■ QUOTED TEXT:
The recent Iranian hijacking of a cargo ship under “U.S. protection” may well have been an Iranian warning to Saudi Arabia, an American ally and leading opponent of the Iranian proxy war by Houthi in Yemen, that it can and might close the Strait of Hormuz to Saudi oil exports.

Strait-of-Hormuz

Although obligated under treaty to come to the defense of the Marshall Islands-registered cargo ship, the Obama Nation did not. Instead, it simply watched as the Iranian Navy fired shots across her bow and took her to an Iranian port to the North at Bandar Abbas. The ship and her crew remain there. Caroline Glick, in an article titled The Marshall Islands’ cautionary tale pointed out that

The Maersk Tigris is flagged to the Marshall Islands. The South Pacific archipelago gained its independence from the US in 1986 after signing a treaty conceding its right to self-defense in exchange for US protection. According to the treaty, the US has “full authority and responsibility for security and defense of the Marshall Islands.” [Emphasis added.]

Given the US’s formal, binding obligation to the Marshall Islands, the Iranian seizure of the ship was in effect an act of war against America.

. . . .

If the US allows Iran to get away with unlawfully seizing a Marshall Islands flagged ship it is treaty bound to protect, it will reinforce the growing assessment of its Middle Eastern allies that its security guarantees are worthless.

As the Israel Project’s Omri Ceren put it in an email briefing to journalists, “the US would be using security assurances not to shield allies from Iran but to shield Iran from allies.” [Emphasis added.]

What can other nations, with which America has treaties calling upon us to come to their defense, expect from the Obama administration if attacked by Iran? Precious little.

Under credible threat from nuclear attack by Iran and lacking actual (as distinguished from verbal) support from the Obama administration, Middle East Arab nations cannot be expected to resist very effectively, even as they seek to obtain their own nuclear arsenals.

Israel, the “Little Satan?” She would fight fiercely to the end, but might be overcome. Perhaps she will take the initiative and destroy Iran’s nuclear facilities before they become too extensive and better protected, perhaps by missiles provided by Russia. I suggested here that she can and should do so. Here is a link to a far more detailed analyses of what she can and should do, soon.

■ ENTRIES SHOWN:

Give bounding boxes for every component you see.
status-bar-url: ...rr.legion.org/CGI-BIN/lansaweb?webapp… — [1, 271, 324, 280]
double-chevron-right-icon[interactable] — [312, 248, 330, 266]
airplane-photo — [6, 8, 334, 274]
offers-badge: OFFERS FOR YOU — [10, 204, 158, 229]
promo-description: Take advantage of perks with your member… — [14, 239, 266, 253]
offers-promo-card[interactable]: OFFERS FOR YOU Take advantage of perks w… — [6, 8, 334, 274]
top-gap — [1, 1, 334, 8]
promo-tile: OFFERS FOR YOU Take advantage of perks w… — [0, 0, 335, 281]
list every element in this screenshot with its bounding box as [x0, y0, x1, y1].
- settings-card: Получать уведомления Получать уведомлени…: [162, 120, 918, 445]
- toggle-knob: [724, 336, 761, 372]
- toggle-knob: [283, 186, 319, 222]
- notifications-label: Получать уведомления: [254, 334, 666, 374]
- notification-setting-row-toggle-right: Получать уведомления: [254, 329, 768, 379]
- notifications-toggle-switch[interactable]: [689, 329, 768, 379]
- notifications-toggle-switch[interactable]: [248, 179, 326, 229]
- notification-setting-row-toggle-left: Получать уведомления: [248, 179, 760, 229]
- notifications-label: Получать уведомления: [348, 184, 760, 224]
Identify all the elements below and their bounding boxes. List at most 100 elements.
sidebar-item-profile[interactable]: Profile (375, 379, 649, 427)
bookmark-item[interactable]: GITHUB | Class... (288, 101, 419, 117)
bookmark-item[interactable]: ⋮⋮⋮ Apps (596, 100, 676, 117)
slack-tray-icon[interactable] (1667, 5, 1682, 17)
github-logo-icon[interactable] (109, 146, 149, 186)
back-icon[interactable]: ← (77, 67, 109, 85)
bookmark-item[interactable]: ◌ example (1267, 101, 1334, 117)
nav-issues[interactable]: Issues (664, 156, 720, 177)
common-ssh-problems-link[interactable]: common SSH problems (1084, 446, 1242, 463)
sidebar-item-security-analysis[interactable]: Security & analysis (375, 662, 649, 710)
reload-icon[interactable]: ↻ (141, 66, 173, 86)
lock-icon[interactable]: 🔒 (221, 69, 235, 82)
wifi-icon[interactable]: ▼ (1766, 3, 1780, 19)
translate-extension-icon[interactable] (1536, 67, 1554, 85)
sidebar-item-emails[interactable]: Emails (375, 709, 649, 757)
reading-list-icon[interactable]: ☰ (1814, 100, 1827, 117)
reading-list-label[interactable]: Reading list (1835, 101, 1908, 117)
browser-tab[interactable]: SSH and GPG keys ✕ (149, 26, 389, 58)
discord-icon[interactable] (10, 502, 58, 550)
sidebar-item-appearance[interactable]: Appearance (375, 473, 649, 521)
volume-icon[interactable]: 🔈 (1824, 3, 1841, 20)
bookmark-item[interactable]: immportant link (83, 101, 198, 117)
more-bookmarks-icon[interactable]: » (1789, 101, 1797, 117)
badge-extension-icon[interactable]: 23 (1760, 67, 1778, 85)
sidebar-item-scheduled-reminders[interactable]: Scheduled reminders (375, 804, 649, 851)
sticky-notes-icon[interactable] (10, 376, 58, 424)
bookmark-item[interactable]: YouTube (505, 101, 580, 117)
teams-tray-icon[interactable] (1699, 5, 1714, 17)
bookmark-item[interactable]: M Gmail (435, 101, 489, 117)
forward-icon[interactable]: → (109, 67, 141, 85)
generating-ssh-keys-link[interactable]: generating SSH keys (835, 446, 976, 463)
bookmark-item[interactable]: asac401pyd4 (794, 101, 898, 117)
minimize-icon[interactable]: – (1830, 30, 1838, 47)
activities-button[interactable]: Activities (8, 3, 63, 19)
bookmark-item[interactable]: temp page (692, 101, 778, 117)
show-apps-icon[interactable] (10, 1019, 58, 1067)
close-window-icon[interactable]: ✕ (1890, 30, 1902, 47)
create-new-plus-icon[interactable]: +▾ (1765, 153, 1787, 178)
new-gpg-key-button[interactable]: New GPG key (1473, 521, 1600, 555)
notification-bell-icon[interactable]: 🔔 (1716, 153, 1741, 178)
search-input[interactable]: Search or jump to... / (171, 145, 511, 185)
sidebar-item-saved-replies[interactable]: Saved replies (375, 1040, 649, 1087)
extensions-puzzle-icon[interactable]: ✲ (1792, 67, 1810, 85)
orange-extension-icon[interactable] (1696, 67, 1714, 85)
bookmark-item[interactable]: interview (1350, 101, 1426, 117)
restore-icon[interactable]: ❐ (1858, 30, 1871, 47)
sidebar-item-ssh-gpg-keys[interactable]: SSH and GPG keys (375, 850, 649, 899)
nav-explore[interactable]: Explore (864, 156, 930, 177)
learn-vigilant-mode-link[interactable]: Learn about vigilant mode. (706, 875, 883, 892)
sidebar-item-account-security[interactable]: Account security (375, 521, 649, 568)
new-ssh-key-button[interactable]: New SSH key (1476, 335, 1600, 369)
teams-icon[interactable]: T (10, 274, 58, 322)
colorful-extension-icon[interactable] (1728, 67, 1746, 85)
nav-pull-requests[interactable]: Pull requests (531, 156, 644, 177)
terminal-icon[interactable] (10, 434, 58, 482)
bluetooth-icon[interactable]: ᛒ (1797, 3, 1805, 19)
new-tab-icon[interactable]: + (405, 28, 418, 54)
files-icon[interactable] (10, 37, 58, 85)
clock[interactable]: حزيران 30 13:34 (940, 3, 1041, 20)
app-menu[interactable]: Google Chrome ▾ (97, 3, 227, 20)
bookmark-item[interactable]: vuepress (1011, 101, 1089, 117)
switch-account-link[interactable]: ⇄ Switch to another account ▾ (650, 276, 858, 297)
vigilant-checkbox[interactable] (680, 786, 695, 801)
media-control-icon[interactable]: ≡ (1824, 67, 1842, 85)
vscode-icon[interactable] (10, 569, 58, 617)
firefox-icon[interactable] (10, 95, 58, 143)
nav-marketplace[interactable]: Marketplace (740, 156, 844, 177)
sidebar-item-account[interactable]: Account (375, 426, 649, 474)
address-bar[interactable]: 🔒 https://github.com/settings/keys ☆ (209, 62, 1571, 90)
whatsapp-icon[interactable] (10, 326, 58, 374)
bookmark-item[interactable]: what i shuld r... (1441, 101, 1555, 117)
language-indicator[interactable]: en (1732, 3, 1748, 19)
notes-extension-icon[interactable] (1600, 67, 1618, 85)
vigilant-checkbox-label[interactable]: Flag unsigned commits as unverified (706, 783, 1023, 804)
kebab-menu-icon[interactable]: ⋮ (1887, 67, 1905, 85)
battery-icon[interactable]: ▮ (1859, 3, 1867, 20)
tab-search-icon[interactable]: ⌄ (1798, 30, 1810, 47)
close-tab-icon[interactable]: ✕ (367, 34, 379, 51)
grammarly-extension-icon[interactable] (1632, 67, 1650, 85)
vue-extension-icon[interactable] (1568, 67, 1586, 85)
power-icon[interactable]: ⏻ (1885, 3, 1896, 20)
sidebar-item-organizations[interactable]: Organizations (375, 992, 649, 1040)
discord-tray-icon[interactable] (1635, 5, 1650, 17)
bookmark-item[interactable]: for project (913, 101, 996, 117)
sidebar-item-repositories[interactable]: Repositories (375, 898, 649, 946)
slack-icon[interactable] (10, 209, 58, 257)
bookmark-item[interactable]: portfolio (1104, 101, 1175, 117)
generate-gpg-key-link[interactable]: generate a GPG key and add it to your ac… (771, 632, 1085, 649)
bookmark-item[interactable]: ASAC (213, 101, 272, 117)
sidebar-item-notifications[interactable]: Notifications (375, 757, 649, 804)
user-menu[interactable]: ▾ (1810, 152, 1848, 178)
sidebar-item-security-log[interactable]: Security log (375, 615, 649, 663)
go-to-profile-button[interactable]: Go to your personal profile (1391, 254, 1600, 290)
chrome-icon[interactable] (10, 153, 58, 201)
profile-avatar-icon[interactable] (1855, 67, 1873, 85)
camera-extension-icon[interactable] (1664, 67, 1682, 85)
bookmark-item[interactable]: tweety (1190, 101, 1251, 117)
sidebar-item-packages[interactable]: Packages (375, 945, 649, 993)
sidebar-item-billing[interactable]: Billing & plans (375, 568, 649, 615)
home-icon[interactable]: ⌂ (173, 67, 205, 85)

■ PROBLEM: According to the piece on the Iranian ship seizure, in what year did the Marshall Islands gain independence from the US? The listing isn't needed here.

■ SOLUTION FOR THIS PROBLEM: 1986